Written problem → Each record must be retyped in full. No character may differ.

Available records →
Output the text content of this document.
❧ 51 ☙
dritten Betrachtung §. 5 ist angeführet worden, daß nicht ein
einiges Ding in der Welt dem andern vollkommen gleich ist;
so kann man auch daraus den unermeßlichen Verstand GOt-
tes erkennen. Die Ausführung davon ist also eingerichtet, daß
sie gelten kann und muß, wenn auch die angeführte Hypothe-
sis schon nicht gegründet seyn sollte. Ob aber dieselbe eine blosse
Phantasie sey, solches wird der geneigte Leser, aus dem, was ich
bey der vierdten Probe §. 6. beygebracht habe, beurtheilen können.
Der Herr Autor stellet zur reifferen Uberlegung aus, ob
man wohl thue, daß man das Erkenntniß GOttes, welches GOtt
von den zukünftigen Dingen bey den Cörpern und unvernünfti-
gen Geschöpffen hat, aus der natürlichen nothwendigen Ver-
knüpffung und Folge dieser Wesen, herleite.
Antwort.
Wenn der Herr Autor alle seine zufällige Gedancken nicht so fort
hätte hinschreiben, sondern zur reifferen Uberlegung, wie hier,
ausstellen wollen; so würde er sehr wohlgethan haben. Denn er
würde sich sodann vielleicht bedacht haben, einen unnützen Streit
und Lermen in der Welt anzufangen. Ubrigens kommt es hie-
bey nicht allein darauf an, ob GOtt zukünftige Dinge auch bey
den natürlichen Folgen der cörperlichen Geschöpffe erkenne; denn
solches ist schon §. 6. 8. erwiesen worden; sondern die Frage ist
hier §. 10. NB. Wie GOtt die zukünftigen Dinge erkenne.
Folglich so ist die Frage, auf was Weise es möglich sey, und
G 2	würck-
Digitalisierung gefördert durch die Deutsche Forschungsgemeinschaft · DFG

Task result →
Output the text content of this document.
❧ 51 ☙
dritten Betrachtung §. 5 ist angeführet worden, daß nicht ein
einiges Ding in der Welt dem andern vollkommen gleich ist;
so kann man auch daraus den unermeßlichen Verstand GOt-
tes erkennen. Die Ausführung davon ist also eingerichtet, daß
sie gelten kann und muß, wenn auch die angeführte Hypothe-
sis schon nicht gegründet seyn sollte. Ob aber dieselbe eine blosse
Phantasie sey, solches wird der geneigte Leser, aus dem, was ich
bey der vierdten Probe §. 6. beygebracht habe, beurtheilen können.
Der Herr Autor stellet zur reifferen Uberlegung aus, ob
man wohl thue, daß man das Erkenntniß GOttes, welches GOtt
von den zukünftigen Dingen bey den Cörpern und unvernünfti-
gen Geschöpffen hat, aus der natürlichen nothwendigen Ver-
knüpffung und Folge dieser Wesen, herleite.
Antwort.
Wenn der Herr Autor alle seine zufällige Gedancken nicht so fort
hätte hinschreiben, sondern zur reifferen Uberlegung, wie hier,
ausstellen wollen; so würde er sehr wohlgethan haben. Denn er
würde sich sodann vielleicht bedacht haben, einen unnützen Streit
und Lermen in der Welt anzufangen. Ubrigens kommt es hie-
bey nicht allein darauf an, ob GOtt zukünftige Dinge auch bey
den natürlichen Folgen der cörperlichen Geschöpffe erkenne; denn
solches ist schon §. 6. 8. erwiesen worden; sondern die Frage ist
hier §. 10. NB. Wie GOtt die zukünftigen Dinge erkenne.
Folglich so ist die Frage, auf was Weise es möglich sey, und
G 2	würck-
Digitalisierung gefördert durch die Deutsche Forschungsgemeinschaft · DFG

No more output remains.